Available data
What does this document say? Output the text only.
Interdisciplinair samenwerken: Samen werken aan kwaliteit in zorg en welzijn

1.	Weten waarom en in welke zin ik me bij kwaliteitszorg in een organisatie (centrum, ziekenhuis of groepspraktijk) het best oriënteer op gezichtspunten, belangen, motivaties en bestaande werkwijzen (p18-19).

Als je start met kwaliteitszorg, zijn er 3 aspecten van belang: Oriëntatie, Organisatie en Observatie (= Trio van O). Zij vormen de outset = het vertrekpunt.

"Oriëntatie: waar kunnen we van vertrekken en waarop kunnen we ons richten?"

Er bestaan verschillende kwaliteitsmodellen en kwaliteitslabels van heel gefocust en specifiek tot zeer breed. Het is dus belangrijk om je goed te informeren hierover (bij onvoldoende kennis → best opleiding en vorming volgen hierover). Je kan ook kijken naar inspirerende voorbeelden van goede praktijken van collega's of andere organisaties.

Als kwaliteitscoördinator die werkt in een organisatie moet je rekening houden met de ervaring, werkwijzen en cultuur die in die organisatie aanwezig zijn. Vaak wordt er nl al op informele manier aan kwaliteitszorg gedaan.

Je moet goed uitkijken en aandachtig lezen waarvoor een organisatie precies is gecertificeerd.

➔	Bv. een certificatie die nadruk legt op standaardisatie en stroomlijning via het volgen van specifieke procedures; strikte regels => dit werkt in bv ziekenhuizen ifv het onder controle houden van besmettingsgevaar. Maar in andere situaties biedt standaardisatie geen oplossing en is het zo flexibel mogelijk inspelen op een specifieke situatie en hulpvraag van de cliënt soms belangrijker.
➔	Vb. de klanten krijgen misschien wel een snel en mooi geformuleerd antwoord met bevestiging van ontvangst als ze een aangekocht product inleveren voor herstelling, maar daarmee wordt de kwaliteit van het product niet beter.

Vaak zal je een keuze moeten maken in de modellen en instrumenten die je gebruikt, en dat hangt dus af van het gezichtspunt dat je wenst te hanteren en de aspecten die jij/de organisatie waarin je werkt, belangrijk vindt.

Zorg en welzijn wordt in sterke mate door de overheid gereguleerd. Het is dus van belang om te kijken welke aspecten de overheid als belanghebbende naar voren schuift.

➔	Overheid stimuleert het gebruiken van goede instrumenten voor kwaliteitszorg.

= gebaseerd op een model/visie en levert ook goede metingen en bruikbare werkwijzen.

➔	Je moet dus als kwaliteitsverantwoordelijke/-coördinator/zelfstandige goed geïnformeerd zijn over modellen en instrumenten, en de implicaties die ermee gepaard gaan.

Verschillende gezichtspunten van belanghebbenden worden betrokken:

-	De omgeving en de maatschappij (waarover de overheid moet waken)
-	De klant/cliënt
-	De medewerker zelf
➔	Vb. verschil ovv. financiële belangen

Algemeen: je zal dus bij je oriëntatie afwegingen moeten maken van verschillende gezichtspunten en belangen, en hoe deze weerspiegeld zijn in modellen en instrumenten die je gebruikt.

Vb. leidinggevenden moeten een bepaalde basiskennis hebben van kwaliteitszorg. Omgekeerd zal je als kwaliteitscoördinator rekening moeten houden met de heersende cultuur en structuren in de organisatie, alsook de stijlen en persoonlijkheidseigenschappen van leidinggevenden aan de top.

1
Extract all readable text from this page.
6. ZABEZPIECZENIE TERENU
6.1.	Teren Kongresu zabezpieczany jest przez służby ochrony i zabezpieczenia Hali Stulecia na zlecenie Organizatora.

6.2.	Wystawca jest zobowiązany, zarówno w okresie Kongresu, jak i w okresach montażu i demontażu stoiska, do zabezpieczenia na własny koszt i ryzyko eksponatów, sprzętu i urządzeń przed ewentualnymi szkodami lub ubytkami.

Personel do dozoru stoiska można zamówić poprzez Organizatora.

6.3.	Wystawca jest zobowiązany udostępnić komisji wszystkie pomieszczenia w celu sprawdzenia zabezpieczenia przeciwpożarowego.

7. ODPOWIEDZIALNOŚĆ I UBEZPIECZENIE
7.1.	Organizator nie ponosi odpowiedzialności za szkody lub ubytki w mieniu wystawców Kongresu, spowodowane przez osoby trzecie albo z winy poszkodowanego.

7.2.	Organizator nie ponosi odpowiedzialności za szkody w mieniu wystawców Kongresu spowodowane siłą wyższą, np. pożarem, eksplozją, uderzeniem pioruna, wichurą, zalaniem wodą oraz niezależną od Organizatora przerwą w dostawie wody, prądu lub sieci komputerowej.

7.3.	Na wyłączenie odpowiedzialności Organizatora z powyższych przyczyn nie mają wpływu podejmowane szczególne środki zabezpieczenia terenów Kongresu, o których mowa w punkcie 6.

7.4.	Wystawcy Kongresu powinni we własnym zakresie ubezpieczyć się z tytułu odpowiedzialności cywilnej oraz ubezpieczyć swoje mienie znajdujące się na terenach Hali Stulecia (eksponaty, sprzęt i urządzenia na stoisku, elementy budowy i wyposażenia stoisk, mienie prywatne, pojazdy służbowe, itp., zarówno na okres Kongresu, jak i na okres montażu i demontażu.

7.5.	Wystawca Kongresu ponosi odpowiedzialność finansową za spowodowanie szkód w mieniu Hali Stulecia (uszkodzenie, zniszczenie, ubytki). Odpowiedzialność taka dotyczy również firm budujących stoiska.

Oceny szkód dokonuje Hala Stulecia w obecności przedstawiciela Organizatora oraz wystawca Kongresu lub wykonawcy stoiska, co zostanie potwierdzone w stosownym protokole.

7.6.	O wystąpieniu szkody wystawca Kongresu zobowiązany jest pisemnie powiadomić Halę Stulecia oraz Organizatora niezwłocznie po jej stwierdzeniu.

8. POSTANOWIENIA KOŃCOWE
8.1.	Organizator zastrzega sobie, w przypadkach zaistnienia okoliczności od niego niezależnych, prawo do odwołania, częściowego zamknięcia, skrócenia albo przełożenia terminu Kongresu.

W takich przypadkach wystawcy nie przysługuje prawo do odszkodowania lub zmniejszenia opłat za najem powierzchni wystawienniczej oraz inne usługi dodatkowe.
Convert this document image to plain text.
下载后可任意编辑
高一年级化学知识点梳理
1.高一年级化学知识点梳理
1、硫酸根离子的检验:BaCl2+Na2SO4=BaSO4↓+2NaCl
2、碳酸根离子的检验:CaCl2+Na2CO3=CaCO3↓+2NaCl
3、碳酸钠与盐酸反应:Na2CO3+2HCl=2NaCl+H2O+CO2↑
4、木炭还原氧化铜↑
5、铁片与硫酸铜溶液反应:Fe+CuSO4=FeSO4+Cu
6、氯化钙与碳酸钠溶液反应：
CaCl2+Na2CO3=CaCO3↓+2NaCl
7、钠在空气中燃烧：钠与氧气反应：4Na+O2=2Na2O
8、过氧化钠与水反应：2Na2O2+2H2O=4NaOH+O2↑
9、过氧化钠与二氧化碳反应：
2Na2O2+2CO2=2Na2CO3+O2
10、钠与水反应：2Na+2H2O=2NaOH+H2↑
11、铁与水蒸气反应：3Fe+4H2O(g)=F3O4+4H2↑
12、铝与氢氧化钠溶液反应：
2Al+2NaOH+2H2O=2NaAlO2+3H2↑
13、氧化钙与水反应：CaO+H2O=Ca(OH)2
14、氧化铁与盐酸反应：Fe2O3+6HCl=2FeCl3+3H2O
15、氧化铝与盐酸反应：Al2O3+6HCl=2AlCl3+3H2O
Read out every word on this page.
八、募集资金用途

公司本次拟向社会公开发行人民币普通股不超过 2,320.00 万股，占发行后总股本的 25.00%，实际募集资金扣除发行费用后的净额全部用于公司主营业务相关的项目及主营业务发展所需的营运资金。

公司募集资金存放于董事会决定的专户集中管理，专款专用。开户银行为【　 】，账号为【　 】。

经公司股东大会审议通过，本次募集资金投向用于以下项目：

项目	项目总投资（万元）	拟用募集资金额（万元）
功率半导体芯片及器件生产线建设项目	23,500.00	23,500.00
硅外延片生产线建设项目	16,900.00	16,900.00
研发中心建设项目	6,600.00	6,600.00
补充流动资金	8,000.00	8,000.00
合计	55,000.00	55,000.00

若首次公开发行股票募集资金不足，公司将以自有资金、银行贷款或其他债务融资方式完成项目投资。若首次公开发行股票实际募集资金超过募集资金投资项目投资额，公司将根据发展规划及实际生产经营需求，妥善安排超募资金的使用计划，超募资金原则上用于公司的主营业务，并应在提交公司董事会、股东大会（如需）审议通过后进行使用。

What you will do
Reproduce exactly, with nothing added, the lines from the one that contains "Read out every word on this page." to the end of the data.

Response
Read out every word on this page.
八、募集资金用途

公司本次拟向社会公开发行人民币普通股不超过 2,320.00 万股，占发行后总股本的 25.00%，实际募集资金扣除发行费用后的净额全部用于公司主营业务相关的项目及主营业务发展所需的营运资金。

公司募集资金存放于董事会决定的专户集中管理，专款专用。开户银行为【　 】，账号为【　 】。

经公司股东大会审议通过，本次募集资金投向用于以下项目：

项目	项目总投资（万元）	拟用募集资金额（万元）
功率半导体芯片及器件生产线建设项目	23,500.00	23,500.00
硅外延片生产线建设项目	16,900.00	16,900.00
研发中心建设项目	6,600.00	6,600.00
补充流动资金	8,000.00	8,000.00
合计	55,000.00	55,000.00

若首次公开发行股票募集资金不足，公司将以自有资金、银行贷款或其他债务融资方式完成项目投资。若首次公开发行股票实际募集资金超过募集资金投资项目投资额，公司将根据发展规划及实际生产经营需求，妥善安排超募资金的使用计划，超募资金原则上用于公司的主营业务，并应在提交公司董事会、股东大会（如需）审议通过后进行使用。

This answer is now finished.